Lesetext

■ ■ ■ ■ ■ ■ ■

Die Mannschaft von Markus Berwanger fuhr gestärkt nach Grefrath und ging als Favorit ins Spiel. Das erste Drittel startete auch mit einem schnellen Spiel und guten Kombinationen. Die Moskitos Essen stellten ihre Stärke unter Beweis und trafen in  der 7. Minute durch Marc Haaf, nach einer Vorlage von Aaron McLeod. Eine Minute später kassierte Tim Rasper eine 5-Minuten Strafe, hoher Stock mit  Verletzungsgefahr. Die Mannschaft spielte sehr konzentriert und hat der  Heimmannschaft nur wenige Chancen gelassen. Die Moskitos Essen dominierten  das Spiel im ersten Drittel und Kapitän Jan Barta traf in der 17. Minute, nach einer  Vorlage von Aaron McLeod. McLeod erzielte nur eine Minute später den 3:0 Endstand nach dem ersten Drittel.

Im zweiten Drittel verlor das Spiel etwas an Geschwindigkeit und beide  Mannschaften spielten ein wenig vor sich hin. Grefrath konnte in der 4. Minute durch  Robin Beckers den Anschlusstreffer zum 1:3 erzielen. Die Heimmannschaft spielte nun weitere Chancen heraus und Dennis Kohl wurde gefordert. Fast gab es noch ein Eigentor der Moskitos Essen.

■ ■ ■ ■ ■ ■ ■

Aufgabe
Setze den Bericht über das Spiel der Moskitos Essen in Grefrath nach seinem letzten Satz fort.

■ ■ ■ ■ ■ ■ ■

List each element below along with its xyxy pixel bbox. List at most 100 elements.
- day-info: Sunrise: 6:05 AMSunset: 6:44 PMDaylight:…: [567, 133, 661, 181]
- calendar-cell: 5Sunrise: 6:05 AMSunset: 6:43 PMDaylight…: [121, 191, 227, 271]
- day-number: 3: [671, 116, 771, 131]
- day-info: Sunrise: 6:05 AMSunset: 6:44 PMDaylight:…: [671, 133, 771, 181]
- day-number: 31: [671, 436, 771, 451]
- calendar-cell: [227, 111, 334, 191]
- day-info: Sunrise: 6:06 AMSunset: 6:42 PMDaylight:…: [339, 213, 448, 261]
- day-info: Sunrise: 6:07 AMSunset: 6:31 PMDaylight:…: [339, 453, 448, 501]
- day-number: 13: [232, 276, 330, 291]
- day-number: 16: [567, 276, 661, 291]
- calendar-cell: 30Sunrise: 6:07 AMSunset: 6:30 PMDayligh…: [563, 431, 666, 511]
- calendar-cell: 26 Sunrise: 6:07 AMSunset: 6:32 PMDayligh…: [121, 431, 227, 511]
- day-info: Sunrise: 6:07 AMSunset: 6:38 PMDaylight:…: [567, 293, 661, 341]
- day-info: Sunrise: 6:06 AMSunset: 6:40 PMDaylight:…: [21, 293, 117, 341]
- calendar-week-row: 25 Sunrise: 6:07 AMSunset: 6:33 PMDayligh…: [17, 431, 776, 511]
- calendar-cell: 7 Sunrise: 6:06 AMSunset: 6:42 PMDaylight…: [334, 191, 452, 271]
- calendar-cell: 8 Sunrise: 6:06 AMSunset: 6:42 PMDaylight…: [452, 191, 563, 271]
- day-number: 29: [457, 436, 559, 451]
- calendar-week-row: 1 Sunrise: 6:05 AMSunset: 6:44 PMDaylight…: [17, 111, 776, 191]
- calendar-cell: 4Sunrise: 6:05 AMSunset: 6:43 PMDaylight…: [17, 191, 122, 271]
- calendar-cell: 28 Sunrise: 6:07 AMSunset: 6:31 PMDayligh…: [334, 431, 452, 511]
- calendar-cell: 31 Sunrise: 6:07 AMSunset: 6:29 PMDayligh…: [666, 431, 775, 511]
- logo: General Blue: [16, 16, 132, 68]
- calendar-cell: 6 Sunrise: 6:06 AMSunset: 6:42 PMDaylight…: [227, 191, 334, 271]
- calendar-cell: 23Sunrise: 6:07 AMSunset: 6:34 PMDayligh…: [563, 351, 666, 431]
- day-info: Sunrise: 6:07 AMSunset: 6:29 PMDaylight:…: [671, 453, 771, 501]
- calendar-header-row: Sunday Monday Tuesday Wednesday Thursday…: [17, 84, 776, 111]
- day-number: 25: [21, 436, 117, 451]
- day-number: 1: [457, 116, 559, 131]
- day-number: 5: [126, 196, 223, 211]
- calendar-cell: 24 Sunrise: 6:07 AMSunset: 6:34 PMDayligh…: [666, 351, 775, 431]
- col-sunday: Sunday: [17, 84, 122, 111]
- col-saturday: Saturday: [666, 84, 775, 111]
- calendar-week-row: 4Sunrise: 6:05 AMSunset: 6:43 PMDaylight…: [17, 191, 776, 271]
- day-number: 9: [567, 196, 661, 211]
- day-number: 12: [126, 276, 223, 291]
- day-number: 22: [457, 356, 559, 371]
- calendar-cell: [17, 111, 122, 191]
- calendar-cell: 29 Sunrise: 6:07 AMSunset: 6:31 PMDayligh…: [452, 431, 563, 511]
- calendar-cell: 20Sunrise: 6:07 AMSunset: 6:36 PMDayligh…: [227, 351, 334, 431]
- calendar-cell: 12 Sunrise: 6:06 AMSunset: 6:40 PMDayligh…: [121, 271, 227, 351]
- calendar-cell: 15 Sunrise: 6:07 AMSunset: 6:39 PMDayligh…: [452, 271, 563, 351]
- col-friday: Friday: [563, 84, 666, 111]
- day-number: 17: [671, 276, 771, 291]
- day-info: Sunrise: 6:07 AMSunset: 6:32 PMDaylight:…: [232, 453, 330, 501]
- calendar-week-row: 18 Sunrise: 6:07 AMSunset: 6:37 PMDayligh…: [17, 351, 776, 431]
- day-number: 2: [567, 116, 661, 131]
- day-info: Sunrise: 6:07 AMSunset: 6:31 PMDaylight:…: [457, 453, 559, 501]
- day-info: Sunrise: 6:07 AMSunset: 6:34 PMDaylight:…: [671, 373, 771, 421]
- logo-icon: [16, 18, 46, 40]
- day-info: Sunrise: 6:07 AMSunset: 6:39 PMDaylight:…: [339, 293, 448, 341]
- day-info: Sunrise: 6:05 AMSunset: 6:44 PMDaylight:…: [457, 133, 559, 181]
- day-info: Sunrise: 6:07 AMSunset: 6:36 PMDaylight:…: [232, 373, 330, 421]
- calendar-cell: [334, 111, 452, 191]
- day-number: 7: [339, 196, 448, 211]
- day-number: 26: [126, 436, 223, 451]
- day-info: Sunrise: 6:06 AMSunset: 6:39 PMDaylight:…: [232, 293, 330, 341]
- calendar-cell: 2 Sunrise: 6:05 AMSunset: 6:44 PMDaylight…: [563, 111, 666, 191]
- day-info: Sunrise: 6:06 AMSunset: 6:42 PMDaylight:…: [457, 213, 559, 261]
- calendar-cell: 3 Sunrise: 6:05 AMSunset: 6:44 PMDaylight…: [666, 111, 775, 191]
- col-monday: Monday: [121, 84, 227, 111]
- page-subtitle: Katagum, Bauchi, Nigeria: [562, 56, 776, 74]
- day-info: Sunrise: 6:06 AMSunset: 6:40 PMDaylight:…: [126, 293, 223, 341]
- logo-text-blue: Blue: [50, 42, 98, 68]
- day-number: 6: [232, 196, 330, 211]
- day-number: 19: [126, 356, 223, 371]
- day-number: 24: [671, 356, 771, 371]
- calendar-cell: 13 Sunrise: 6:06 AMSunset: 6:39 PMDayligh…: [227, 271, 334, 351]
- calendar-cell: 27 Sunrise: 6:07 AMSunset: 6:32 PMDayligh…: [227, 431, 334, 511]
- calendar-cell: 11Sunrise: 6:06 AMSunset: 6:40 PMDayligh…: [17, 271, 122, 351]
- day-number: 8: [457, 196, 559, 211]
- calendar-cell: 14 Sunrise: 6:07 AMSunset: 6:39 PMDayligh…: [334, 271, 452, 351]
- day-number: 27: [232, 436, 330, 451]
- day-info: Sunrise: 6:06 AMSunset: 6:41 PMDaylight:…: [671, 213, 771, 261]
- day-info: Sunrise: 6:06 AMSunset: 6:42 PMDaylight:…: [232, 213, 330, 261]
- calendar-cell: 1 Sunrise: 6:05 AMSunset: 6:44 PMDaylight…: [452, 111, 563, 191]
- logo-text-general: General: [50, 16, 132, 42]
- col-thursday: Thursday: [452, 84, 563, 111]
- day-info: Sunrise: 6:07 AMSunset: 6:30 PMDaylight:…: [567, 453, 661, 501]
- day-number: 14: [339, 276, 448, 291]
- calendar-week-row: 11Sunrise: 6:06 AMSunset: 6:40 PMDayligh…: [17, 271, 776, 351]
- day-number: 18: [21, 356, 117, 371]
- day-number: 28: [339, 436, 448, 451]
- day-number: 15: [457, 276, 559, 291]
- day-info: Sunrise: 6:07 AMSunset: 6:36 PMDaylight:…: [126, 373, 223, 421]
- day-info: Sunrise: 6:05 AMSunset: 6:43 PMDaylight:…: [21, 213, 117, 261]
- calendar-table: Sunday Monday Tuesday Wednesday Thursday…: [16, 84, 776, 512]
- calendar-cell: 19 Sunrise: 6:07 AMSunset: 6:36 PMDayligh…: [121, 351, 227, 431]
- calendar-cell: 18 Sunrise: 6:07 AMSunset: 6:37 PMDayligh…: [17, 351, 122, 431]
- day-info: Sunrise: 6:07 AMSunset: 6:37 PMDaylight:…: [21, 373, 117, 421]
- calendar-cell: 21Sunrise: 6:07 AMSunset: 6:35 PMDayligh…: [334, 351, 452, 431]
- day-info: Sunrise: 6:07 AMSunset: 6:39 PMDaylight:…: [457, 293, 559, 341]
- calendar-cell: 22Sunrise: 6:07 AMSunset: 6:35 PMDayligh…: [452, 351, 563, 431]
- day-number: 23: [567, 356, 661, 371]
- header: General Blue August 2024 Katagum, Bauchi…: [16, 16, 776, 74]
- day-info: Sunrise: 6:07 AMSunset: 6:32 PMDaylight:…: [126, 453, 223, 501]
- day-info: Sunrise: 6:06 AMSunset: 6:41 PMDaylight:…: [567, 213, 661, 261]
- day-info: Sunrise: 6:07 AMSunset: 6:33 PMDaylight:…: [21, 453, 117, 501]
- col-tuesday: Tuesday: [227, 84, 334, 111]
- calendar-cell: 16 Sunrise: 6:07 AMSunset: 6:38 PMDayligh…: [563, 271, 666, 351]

■ ■ ■ ■ ■ ■ ■

Antwort zur Aufgabe
Im letzten Drittel wurde Grefrath immer stärker und die Moskitos lieferten kein gutes Spiel. In der 6. Spielminute des letzten Drittels verkürzte die Aufsteigermannschaft  auf 2:3 und die Moskitos Essen vernachlässigten das Spiel. Kurz darauf konnten die  Grefrather zum 3:3 durch Francesco Lahmer ausgleichen. Eine Minute später traf für  die Moskitos Essen dann Marcel Kryzyk zur Führung. Nach scheinbar  abgeschriebenem Spiel, kassierten die Moskitos Essen in der letzten Spielminute  des letzten Drittels noch das 4:4.  So ging das Spiel in die Verlängerung nach Sudden Death Modus. Hier bewiesen die  Grefrather die besseren Nerven und so konnte Sascha Schmetz in der 3. Minute der  Verlängerung den Siegtreffer für die Heimmannschaft erzielen.

Moskitos Essen Trainer Markus Berwanger entschuldigte das verlorene Spiel mit  einer teilweisen Müdigkeit der Mannschaft, nach einem guten Spiel gegen die Füchse aus Duisburg am vergangenen Freitag. Dennoch war Berwanger enttäuscht  und sagte, das Spiel seiner Mannschaft hatte nichts mehr mit Eishockey zu tun.  Am Freitag, den 18. Oktober geht es zum Auswärtsspiel nach Herne. Die Mannschaft  hat bis dahin noch einige Tage Zeit Kräfte zu sammeln und sich gegen Herne gut  aufzustellen.